* _Work to complete_: Transcribe the records below exactly as they appear.

* _Records shown_:
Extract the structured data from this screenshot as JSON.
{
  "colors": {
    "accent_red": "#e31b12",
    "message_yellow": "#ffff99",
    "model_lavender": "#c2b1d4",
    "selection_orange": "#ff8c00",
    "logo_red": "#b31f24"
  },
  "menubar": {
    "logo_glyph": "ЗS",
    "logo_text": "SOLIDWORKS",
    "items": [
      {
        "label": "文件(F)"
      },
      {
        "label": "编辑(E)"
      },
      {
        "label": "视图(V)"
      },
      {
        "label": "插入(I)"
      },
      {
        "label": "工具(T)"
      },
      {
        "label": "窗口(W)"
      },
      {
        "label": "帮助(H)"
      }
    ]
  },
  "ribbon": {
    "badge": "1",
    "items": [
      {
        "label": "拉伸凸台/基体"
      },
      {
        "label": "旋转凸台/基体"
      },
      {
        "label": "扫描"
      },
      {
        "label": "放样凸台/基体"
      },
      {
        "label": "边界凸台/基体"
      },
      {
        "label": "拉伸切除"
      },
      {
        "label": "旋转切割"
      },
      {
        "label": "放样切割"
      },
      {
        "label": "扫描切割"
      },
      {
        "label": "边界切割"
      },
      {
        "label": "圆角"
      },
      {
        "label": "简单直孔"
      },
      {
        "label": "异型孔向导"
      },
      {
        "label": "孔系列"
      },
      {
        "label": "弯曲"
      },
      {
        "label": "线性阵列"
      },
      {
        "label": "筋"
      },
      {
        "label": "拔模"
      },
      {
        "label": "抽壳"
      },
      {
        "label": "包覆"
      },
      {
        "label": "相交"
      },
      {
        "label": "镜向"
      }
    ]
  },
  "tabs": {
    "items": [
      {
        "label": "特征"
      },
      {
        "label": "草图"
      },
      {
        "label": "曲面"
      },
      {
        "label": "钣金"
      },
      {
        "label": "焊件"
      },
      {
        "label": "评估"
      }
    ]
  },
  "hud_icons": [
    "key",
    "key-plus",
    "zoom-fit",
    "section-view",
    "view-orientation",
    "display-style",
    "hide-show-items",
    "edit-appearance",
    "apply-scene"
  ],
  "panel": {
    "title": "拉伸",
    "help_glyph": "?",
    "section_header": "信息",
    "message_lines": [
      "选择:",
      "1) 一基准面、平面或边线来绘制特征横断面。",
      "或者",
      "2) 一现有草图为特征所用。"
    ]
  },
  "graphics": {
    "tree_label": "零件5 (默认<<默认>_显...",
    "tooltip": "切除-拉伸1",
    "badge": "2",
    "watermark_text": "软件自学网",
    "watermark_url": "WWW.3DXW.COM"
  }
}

* _Response_:
Extract the structured data from this screenshot as JSON.
{
  "colors": {
    "accent_red": "#e31b12",
    "message_yellow": "#ffff99",
    "model_lavender": "#c2b1d4",
    "selection_orange": "#ff8c00",
    "logo_red": "#b31f24"
  },
  "menubar": {
    "logo_glyph": "ЗS",
    "logo_text": "SOLIDWORKS",
    "items": [
      {
        "label": "文件(F)"
      },
      {
        "label": "编辑(E)"
      },
      {
        "label": "视图(V)"
      },
      {
        "label": "插入(I)"
      },
      {
        "label": "工具(T)"
      },
      {
        "label": "窗口(W)"
      },
      {
        "label": "帮助(H)"
      }
    ]
  },
  "ribbon": {
    "badge": "1",
    "items": [
      {
        "label": "拉伸凸台/基体"
      },
      {
        "label": "旋转凸台/基体"
      },
      {
        "label": "扫描"
      },
      {
        "label": "放样凸台/基体"
      },
      {
        "label": "边界凸台/基体"
      },
      {
        "label": "拉伸切除"
      },
      {
        "label": "旋转切割"
      },
      {
        "label": "放样切割"
      },
      {
        "label": "扫描切割"
      },
      {
        "label": "边界切割"
      },
      {
        "label": "圆角"
      },
      {
        "label": "简单直孔"
      },
      {
        "label": "异型孔向导"
      },
      {
        "label": "孔系列"
      },
      {
        "label": "弯曲"
      },
      {
        "label": "线性阵列"
      },
      {
        "label": "筋"
      },
      {
        "label": "拔模"
      },
      {
        "label": "抽壳"
      },
      {
        "label": "包覆"
      },
      {
        "label": "相交"
      },
      {
        "label": "镜向"
      }
    ]
  },
  "tabs": {
    "items": [
      {
        "label": "特征"
      },
      {
        "label": "草图"
      },
      {
        "label": "曲面"
      },
      {
        "label": "钣金"
      },
      {
        "label": "焊件"
      },
      {
        "label": "评估"
      }
    ]
  },
  "hud_icons": [
    "key",
    "key-plus",
    "zoom-fit",
    "section-view",
    "view-orientation",
    "display-style",
    "hide-show-items",
    "edit-appearance",
    "apply-scene"
  ],
  "panel": {
    "title": "拉伸",
    "help_glyph": "?",
    "section_header": "信息",
    "message_lines": [
      "选择:",
      "1) 一基准面、平面或边线来绘制特征横断面。",
      "或者",
      "2) 一现有草图为特征所用。"
    ]
  },
  "graphics": {
    "tree_label": "零件5 (默认<<默认>_显...",
    "tooltip": "切除-拉伸1",
    "badge": "2",
    "watermark_text": "软件自学网",
    "watermark_url": "WWW.3DXW.COM"
  }
}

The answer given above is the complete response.